DATA:
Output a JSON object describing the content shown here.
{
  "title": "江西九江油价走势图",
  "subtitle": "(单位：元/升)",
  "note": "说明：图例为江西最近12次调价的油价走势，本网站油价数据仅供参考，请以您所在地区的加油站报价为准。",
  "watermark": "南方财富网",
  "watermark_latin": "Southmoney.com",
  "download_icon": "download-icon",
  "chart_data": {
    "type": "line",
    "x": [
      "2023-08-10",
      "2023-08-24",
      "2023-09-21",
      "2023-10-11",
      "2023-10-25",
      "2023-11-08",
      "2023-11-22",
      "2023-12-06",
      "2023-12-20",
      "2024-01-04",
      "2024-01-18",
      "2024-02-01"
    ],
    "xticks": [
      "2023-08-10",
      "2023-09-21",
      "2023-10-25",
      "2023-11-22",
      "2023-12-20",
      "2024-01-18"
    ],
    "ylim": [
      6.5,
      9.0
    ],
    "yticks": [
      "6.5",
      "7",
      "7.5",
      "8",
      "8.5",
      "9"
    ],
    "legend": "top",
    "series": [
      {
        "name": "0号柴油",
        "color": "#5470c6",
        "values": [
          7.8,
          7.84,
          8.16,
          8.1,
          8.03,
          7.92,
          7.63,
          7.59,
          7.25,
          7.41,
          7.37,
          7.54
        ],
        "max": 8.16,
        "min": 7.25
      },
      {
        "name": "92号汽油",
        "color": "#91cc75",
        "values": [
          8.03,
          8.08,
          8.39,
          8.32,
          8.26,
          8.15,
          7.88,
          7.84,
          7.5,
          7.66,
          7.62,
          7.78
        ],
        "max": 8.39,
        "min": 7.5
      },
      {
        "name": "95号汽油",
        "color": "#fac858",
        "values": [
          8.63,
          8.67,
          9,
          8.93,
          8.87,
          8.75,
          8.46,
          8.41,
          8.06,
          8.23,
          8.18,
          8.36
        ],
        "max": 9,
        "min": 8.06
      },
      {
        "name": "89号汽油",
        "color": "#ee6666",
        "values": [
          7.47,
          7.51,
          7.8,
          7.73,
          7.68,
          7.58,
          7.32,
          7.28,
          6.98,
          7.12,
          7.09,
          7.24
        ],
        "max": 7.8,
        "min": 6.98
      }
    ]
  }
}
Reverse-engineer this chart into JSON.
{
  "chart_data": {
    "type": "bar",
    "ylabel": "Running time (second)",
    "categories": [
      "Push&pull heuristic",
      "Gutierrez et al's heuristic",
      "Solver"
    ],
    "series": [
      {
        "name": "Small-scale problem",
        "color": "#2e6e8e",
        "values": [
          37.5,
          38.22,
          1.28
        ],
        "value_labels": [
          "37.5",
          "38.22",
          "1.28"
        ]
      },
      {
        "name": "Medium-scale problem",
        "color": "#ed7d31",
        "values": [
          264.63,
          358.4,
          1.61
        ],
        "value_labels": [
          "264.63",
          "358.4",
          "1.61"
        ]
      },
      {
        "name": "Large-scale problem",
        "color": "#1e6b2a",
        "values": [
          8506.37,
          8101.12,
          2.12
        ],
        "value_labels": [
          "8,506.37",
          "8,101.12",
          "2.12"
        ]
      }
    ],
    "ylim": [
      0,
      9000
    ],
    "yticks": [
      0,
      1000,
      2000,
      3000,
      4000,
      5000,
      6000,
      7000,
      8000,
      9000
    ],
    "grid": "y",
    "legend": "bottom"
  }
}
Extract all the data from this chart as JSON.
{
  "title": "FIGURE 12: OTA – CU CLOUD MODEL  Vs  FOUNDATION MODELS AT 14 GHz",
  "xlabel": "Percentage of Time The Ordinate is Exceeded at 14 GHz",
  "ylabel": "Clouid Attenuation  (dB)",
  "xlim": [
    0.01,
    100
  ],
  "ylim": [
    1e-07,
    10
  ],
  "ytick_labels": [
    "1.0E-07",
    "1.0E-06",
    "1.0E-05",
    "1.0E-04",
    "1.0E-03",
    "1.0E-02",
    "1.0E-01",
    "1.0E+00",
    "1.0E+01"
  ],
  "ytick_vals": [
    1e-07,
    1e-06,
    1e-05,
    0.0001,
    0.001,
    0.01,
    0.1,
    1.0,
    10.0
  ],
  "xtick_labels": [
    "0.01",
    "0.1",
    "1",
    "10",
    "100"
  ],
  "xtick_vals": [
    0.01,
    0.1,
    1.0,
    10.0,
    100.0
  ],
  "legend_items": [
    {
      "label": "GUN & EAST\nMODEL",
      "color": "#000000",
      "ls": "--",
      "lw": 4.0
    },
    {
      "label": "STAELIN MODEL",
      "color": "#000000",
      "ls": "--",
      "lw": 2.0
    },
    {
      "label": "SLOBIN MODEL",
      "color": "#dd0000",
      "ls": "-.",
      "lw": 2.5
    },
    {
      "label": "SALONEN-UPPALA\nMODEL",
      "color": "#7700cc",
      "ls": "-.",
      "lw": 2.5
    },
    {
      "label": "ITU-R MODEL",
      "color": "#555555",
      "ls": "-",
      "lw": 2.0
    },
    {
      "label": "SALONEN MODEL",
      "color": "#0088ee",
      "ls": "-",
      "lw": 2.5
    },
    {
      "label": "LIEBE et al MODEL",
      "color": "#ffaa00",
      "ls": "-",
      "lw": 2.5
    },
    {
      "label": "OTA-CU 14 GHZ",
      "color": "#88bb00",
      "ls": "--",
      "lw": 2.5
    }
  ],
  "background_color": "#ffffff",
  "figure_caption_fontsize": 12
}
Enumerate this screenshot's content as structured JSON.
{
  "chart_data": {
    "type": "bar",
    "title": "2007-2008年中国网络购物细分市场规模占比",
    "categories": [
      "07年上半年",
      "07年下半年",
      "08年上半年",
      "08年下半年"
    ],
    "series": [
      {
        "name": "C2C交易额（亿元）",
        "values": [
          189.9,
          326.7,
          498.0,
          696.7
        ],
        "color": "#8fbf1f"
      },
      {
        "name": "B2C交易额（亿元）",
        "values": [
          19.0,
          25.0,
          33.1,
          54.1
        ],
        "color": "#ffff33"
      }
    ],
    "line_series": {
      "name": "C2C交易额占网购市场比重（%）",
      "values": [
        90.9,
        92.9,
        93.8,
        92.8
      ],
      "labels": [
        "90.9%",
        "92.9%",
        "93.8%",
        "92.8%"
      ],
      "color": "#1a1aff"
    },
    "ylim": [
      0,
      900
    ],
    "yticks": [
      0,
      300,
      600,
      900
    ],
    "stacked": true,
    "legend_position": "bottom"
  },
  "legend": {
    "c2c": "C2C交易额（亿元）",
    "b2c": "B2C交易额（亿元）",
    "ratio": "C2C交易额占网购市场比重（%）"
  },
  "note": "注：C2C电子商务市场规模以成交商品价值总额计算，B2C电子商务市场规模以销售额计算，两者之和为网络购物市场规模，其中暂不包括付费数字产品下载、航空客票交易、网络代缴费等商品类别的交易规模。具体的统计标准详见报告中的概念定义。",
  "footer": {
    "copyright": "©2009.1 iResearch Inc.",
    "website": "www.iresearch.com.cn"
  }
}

EXERCISE OBJECTIVE: In the lines above, locate the string "note". Copy every line where it occurs.

REPLY:
  "note": "说明：图例为江西最近12次调价的油价走势，本网站油价数据仅供参考，请以您所在地区的加油站报价为准。",
  "note": "注：C2C电子商务市场规模以成交商品价值总额计算，B2C电子商务市场规模以销售额计算，两者之和为网络购物市场规模，其中暂不包括付费数字产品下载、航空客票交易、网络代缴费等商品类别的交易规模。具体的统计标准详见报告中的概念定义。",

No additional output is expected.